A USB-C version has since been released which replaces one of the standard ports with a USB-C port providing even more current for ultrabooks.

In practice I don’t often need charge on the go so I could do without the TomTom (I say this until I realise my phone is nearly flat and I need to book a hotel for the night!) in lieu of the essential ability to charge my devices overnight and the convenience of doing so with a single charger. Having both chargers is ideal, but the Anker is essential.

Photo (top): TomTom High Speed Multi-Charger—£20

Photo (bottom): Anker PowerPort 6—£26

2. GPS/satnav

Still in 2nd place is the essential-for-me GPS—not just for getting to unfamiliar destinations but also for the safety net of always knowing precisely where I am.

When ordering my new bike I decided to upgrade from the solid but not so responsive BMW Navigator IV to the fully revamped Navigator V.

This updated unit features a much faster processor for noticeably less lag when scrolling through maps and quicker routing for complex journeys. It links in directly with the bike’s computer systems, giving access to readings such as fuel range, speed etc and stats such as number of shifts and brake applications during the last journey. For data, an app needs to be running on a smartphone which enables the unit to pull weather and traffic information on the go.

**********

## Exercise prompt
Quote the gear review word for word, starting at the words "In practice I" and stopping after "where I am.".

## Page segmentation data
**********

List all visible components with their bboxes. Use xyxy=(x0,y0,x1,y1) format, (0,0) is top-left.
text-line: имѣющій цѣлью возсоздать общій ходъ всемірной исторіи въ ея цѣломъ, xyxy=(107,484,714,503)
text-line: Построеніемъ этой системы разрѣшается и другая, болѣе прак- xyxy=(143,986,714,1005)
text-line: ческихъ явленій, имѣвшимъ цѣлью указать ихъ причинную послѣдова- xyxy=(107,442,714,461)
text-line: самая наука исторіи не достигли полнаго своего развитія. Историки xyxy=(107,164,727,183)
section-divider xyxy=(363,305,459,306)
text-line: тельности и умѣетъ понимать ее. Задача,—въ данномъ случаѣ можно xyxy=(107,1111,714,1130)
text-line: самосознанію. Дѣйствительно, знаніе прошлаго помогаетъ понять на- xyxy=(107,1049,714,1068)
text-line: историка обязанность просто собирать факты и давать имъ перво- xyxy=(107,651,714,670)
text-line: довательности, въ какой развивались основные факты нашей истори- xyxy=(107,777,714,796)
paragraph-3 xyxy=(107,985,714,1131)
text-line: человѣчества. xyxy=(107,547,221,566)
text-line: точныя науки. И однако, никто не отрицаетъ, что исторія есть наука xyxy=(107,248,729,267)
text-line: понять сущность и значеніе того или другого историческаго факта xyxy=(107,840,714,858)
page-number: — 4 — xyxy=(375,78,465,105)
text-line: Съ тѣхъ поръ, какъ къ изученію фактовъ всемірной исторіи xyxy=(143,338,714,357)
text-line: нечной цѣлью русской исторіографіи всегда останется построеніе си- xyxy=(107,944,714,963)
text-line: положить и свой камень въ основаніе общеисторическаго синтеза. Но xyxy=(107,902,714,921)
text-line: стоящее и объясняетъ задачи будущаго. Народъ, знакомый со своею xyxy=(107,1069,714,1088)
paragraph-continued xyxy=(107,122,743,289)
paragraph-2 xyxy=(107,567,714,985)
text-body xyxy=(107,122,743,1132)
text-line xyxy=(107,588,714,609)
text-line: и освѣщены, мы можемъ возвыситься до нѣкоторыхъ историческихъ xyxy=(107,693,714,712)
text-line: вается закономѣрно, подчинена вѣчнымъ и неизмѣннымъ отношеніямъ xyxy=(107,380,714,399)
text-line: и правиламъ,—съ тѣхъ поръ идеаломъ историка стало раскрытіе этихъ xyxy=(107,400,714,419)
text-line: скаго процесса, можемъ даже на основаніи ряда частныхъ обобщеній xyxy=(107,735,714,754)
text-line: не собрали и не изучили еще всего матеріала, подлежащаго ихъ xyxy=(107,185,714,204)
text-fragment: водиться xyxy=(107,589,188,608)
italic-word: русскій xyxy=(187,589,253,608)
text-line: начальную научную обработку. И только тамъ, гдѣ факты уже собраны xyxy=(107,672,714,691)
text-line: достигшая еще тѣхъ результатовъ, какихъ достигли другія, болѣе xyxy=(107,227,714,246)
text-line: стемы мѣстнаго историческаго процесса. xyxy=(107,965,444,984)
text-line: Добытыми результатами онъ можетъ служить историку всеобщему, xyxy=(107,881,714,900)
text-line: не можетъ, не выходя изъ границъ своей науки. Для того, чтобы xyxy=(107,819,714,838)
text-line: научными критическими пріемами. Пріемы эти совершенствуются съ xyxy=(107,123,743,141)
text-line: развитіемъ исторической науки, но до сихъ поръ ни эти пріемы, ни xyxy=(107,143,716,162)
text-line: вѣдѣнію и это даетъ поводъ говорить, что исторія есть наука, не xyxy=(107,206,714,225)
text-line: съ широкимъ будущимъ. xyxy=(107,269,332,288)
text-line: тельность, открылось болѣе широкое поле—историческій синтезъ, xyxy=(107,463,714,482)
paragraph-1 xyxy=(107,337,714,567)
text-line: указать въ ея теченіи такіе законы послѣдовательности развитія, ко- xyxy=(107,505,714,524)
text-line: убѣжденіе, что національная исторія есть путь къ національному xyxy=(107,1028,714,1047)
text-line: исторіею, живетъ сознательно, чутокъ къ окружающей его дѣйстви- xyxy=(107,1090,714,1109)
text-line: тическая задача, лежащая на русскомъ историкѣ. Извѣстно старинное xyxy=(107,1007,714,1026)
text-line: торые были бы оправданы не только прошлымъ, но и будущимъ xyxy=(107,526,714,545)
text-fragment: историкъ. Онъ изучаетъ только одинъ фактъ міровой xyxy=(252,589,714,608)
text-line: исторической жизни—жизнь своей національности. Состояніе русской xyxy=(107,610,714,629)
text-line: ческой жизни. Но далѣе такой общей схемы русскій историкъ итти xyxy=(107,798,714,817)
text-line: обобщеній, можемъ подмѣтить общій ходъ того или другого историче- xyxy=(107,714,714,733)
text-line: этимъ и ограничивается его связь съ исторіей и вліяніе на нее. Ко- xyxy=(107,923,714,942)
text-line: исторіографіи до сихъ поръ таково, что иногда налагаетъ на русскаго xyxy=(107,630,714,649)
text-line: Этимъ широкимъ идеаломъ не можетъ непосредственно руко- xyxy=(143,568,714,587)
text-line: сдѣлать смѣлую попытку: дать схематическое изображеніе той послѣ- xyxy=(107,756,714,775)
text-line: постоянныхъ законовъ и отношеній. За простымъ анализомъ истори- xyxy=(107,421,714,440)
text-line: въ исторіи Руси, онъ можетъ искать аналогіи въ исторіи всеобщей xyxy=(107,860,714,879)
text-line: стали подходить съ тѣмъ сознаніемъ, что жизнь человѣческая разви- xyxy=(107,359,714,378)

**********

## Solution to the exercise
In practice I don’t often need charge on the go so I could do without the TomTom (I say this until I realise my phone is nearly flat and I need to book a hotel for the night!) in lieu of the essential ability to charge my devices overnight and the convenience of doing so with a single charger. Having both chargers is ideal, but the Anker is essential.

Photo (top): TomTom High Speed Multi-Charger—£20

Photo (bottom): Anker PowerPort 6—£26

2. GPS/satnav

Still in 2nd place is the essential-for-me GPS—not just for getting to unfamiliar destinations but also for the safety net of always knowing precisely where I am.